(Saved entries)
-- BEGIN --

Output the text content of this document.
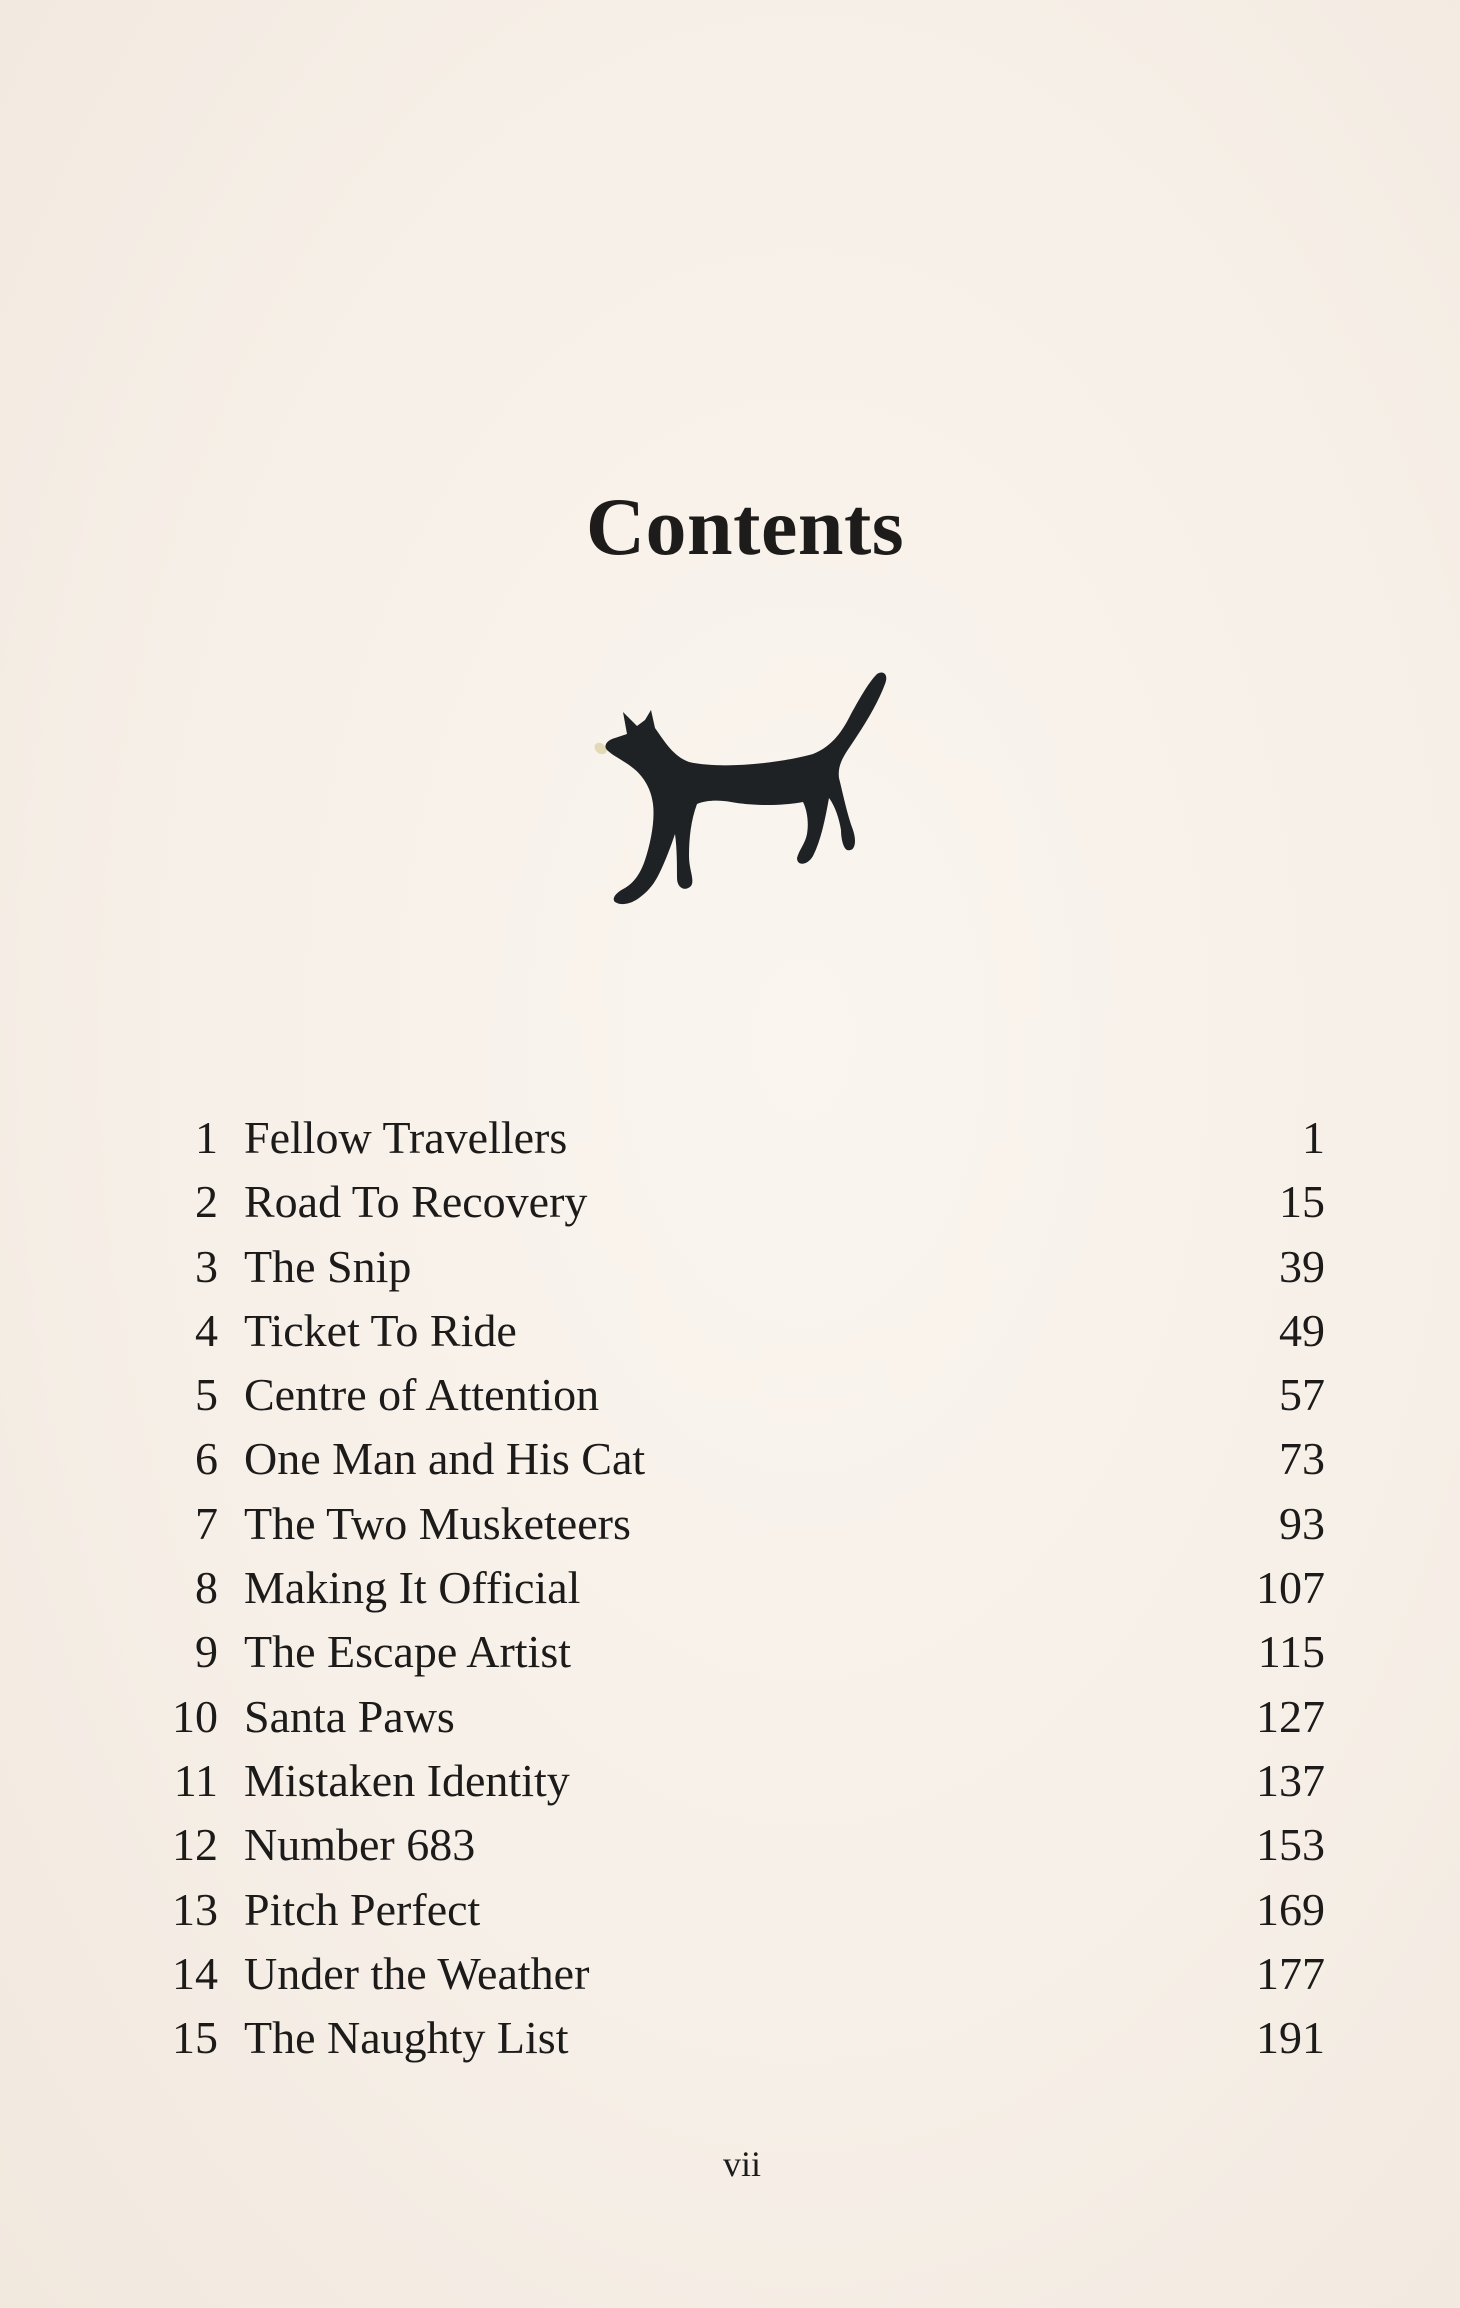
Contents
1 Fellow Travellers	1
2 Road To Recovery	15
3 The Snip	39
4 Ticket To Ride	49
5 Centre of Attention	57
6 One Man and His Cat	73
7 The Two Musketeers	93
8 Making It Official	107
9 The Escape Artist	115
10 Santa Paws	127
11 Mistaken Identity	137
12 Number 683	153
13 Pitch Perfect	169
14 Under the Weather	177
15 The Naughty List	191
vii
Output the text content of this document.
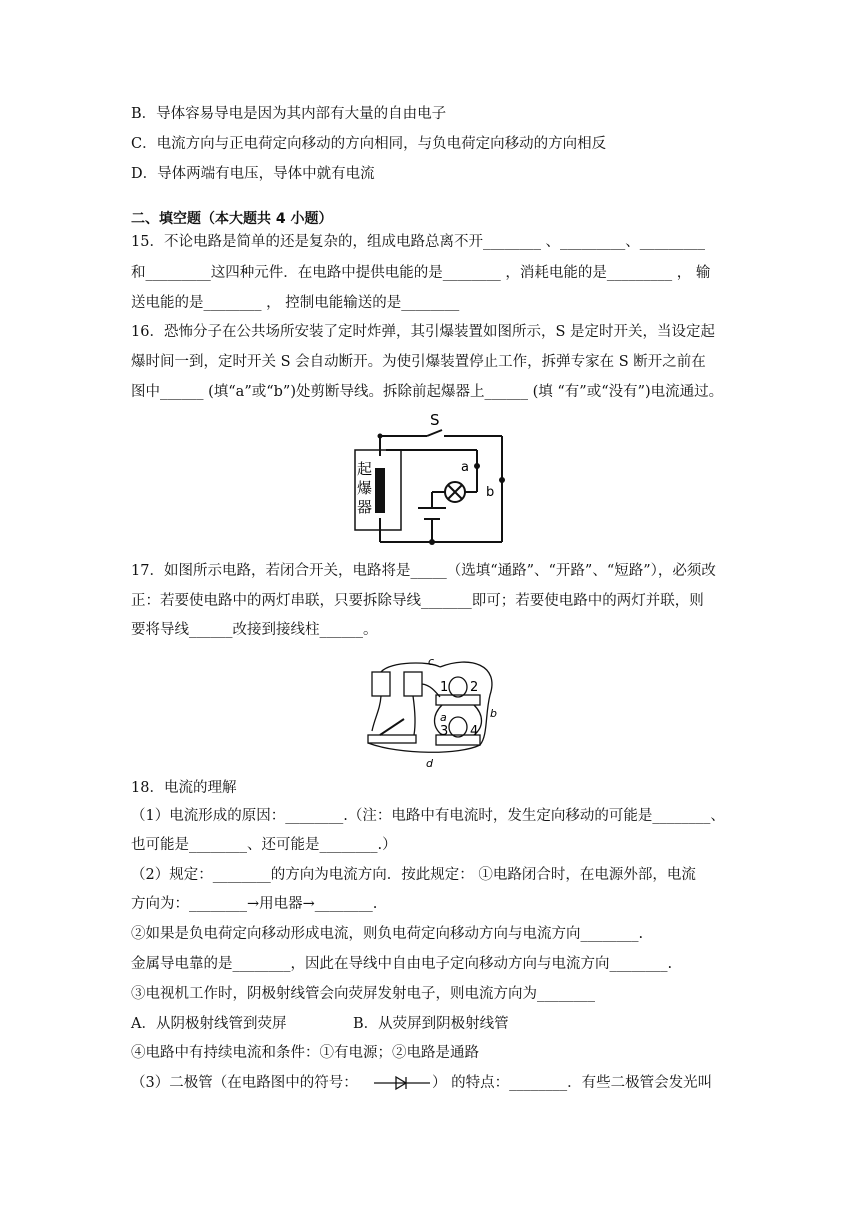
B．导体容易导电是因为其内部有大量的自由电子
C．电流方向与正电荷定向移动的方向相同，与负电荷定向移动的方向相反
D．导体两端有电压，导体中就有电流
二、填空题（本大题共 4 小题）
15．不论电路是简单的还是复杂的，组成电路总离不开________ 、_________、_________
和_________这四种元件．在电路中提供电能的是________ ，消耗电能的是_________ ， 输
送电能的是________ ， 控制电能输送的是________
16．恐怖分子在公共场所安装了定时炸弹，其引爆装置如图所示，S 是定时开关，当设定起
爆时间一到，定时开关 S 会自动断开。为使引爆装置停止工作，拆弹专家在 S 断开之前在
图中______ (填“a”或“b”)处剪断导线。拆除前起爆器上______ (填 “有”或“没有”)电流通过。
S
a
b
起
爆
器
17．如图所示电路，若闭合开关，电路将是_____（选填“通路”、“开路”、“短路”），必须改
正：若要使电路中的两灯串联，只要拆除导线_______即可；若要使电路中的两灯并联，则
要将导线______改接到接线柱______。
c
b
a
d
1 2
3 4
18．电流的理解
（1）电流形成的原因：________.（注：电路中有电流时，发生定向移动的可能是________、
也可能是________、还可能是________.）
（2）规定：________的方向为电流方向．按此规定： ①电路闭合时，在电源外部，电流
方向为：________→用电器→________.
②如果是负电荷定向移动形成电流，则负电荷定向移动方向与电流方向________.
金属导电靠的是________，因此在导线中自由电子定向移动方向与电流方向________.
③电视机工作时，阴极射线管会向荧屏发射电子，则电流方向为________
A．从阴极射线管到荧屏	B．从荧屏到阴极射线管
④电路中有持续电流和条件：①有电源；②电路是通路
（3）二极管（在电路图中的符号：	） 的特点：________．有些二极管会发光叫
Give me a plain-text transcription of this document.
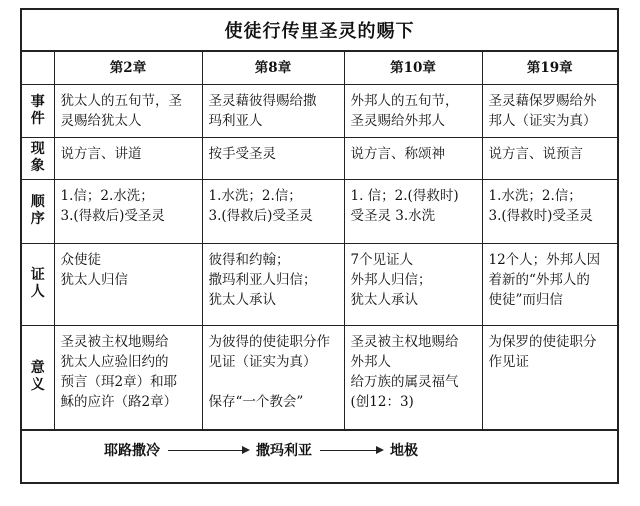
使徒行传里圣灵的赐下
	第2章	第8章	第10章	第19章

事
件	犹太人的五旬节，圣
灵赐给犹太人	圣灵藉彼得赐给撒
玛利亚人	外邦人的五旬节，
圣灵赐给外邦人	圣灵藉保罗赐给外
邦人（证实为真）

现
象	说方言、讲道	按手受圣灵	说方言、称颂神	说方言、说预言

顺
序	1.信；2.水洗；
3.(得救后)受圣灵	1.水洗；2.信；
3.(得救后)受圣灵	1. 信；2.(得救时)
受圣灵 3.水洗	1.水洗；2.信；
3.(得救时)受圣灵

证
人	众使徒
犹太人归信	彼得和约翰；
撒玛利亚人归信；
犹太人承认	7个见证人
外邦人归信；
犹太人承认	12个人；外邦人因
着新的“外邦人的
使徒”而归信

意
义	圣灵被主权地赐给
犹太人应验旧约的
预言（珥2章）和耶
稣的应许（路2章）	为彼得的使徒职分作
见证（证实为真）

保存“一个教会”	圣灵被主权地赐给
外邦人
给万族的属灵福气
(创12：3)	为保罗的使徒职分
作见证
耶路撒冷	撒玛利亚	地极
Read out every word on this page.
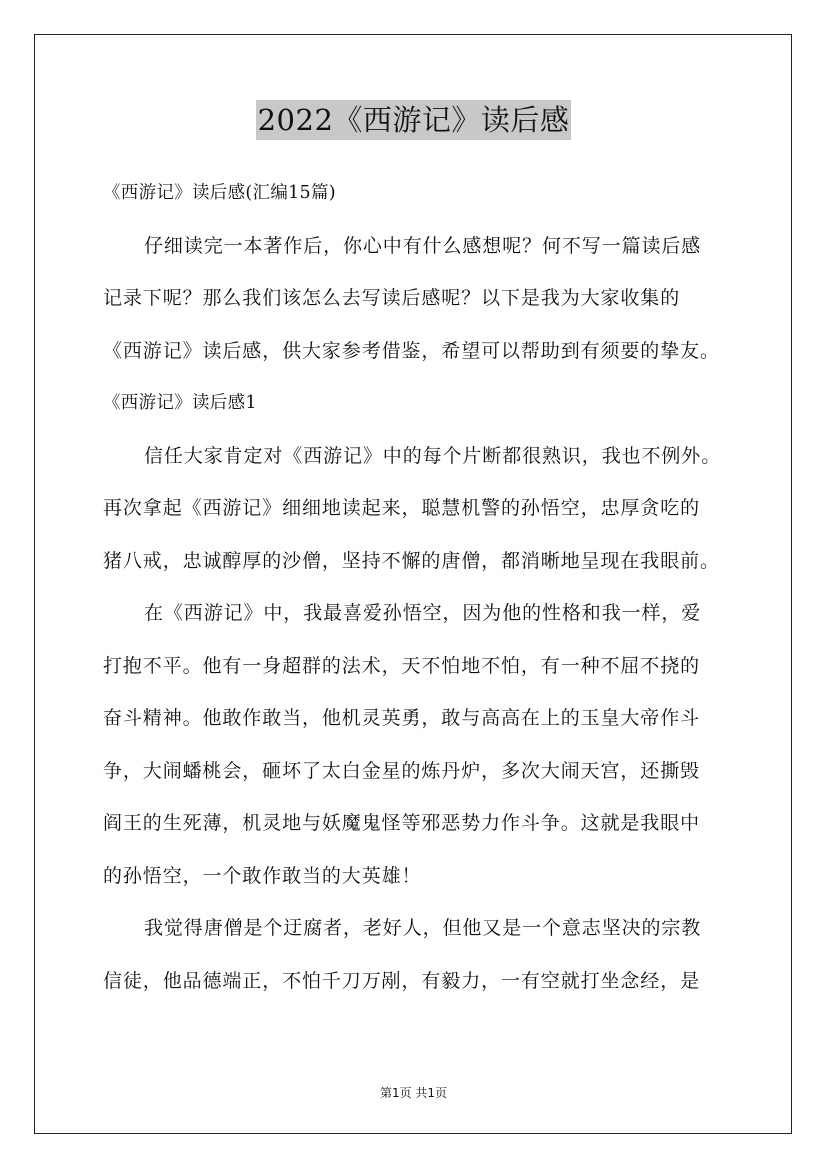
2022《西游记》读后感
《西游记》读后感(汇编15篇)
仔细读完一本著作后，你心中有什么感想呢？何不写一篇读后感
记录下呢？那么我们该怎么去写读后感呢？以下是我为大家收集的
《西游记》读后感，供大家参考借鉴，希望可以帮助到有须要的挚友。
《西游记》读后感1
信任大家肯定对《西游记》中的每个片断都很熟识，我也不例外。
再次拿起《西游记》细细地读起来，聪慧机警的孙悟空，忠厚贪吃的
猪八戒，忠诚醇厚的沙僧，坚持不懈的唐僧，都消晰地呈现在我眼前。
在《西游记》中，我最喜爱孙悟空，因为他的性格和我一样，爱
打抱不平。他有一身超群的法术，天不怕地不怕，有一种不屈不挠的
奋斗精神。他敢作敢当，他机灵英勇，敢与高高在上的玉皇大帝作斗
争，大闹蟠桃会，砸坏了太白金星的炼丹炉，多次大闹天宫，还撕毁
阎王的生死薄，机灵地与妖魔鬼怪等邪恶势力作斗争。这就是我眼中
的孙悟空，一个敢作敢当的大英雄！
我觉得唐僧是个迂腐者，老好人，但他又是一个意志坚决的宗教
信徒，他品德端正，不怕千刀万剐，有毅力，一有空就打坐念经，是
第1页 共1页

-- END --

▸ Job
Transcribe every entry word for word, but omit the pictures.

▸ Completed task
Output the text content of this document.
Contents
1 Fellow Travellers	1
2 Road To Recovery	15
3 The Snip	39
4 Ticket To Ride	49
5 Centre of Attention	57
6 One Man and His Cat	73
7 The Two Musketeers	93
8 Making It Official	107
9 The Escape Artist	115
10 Santa Paws	127
11 Mistaken Identity	137
12 Number 683	153
13 Pitch Perfect	169
14 Under the Weather	177
15 The Naughty List	191
vii
Output the text content of this document.
B．导体容易导电是因为其内部有大量的自由电子
C．电流方向与正电荷定向移动的方向相同，与负电荷定向移动的方向相反
D．导体两端有电压，导体中就有电流
二、填空题（本大题共 4 小题）
15．不论电路是简单的还是复杂的，组成电路总离不开________ 、_________、_________
和_________这四种元件．在电路中提供电能的是________ ，消耗电能的是_________ ， 输
送电能的是________ ， 控制电能输送的是________
16．恐怖分子在公共场所安装了定时炸弹，其引爆装置如图所示，S 是定时开关，当设定起
爆时间一到，定时开关 S 会自动断开。为使引爆装置停止工作，拆弹专家在 S 断开之前在
图中______ (填“a”或“b”)处剪断导线。拆除前起爆器上______ (填 “有”或“没有”)电流通过。
S
a
b
起
爆
器
17．如图所示电路，若闭合开关，电路将是_____（选填“通路”、“开路”、“短路”），必须改
正：若要使电路中的两灯串联，只要拆除导线_______即可；若要使电路中的两灯并联，则
要将导线______改接到接线柱______。
c
b
a
d
1 2
3 4
18．电流的理解
（1）电流形成的原因：________.（注：电路中有电流时，发生定向移动的可能是________、
也可能是________、还可能是________.）
（2）规定：________的方向为电流方向．按此规定： ①电路闭合时，在电源外部，电流
方向为：________→用电器→________.
②如果是负电荷定向移动形成电流，则负电荷定向移动方向与电流方向________.
金属导电靠的是________，因此在导线中自由电子定向移动方向与电流方向________.
③电视机工作时，阴极射线管会向荧屏发射电子，则电流方向为________
A．从阴极射线管到荧屏	B．从荧屏到阴极射线管
④电路中有持续电流和条件：①有电源；②电路是通路
（3）二极管（在电路图中的符号：	） 的特点：________．有些二极管会发光叫
Give me a plain-text transcription of this document.
使徒行传里圣灵的赐下
	第2章	第8章	第10章	第19章

事
件	犹太人的五旬节，圣
灵赐给犹太人	圣灵藉彼得赐给撒
玛利亚人	外邦人的五旬节，
圣灵赐给外邦人	圣灵藉保罗赐给外
邦人（证实为真）

现
象	说方言、讲道	按手受圣灵	说方言、称颂神	说方言、说预言

顺
序	1.信；2.水洗；
3.(得救后)受圣灵	1.水洗；2.信；
3.(得救后)受圣灵	1. 信；2.(得救时)
受圣灵 3.水洗	1.水洗；2.信；
3.(得救时)受圣灵

证
人	众使徒
犹太人归信	彼得和约翰；
撒玛利亚人归信；
犹太人承认	7个见证人
外邦人归信；
犹太人承认	12个人；外邦人因
着新的“外邦人的
使徒”而归信

意
义	圣灵被主权地赐给
犹太人应验旧约的
预言（珥2章）和耶
稣的应许（路2章）	为彼得的使徒职分作
见证（证实为真）

保存“一个教会”	圣灵被主权地赐给
外邦人
给万族的属灵福气
(创12：3)	为保罗的使徒职分
作见证
耶路撒冷	撒玛利亚	地极
Read out every word on this page.
2022《西游记》读后感
《西游记》读后感(汇编15篇)
仔细读完一本著作后，你心中有什么感想呢？何不写一篇读后感
记录下呢？那么我们该怎么去写读后感呢？以下是我为大家收集的
《西游记》读后感，供大家参考借鉴，希望可以帮助到有须要的挚友。
《西游记》读后感1
信任大家肯定对《西游记》中的每个片断都很熟识，我也不例外。
再次拿起《西游记》细细地读起来，聪慧机警的孙悟空，忠厚贪吃的
猪八戒，忠诚醇厚的沙僧，坚持不懈的唐僧，都消晰地呈现在我眼前。
在《西游记》中，我最喜爱孙悟空，因为他的性格和我一样，爱
打抱不平。他有一身超群的法术，天不怕地不怕，有一种不屈不挠的
奋斗精神。他敢作敢当，他机灵英勇，敢与高高在上的玉皇大帝作斗
争，大闹蟠桃会，砸坏了太白金星的炼丹炉，多次大闹天宫，还撕毁
阎王的生死薄，机灵地与妖魔鬼怪等邪恶势力作斗争。这就是我眼中
的孙悟空，一个敢作敢当的大英雄！
我觉得唐僧是个迂腐者，老好人，但他又是一个意志坚决的宗教
信徒，他品德端正，不怕千刀万剐，有毅力，一有空就打坐念经，是
第1页 共1页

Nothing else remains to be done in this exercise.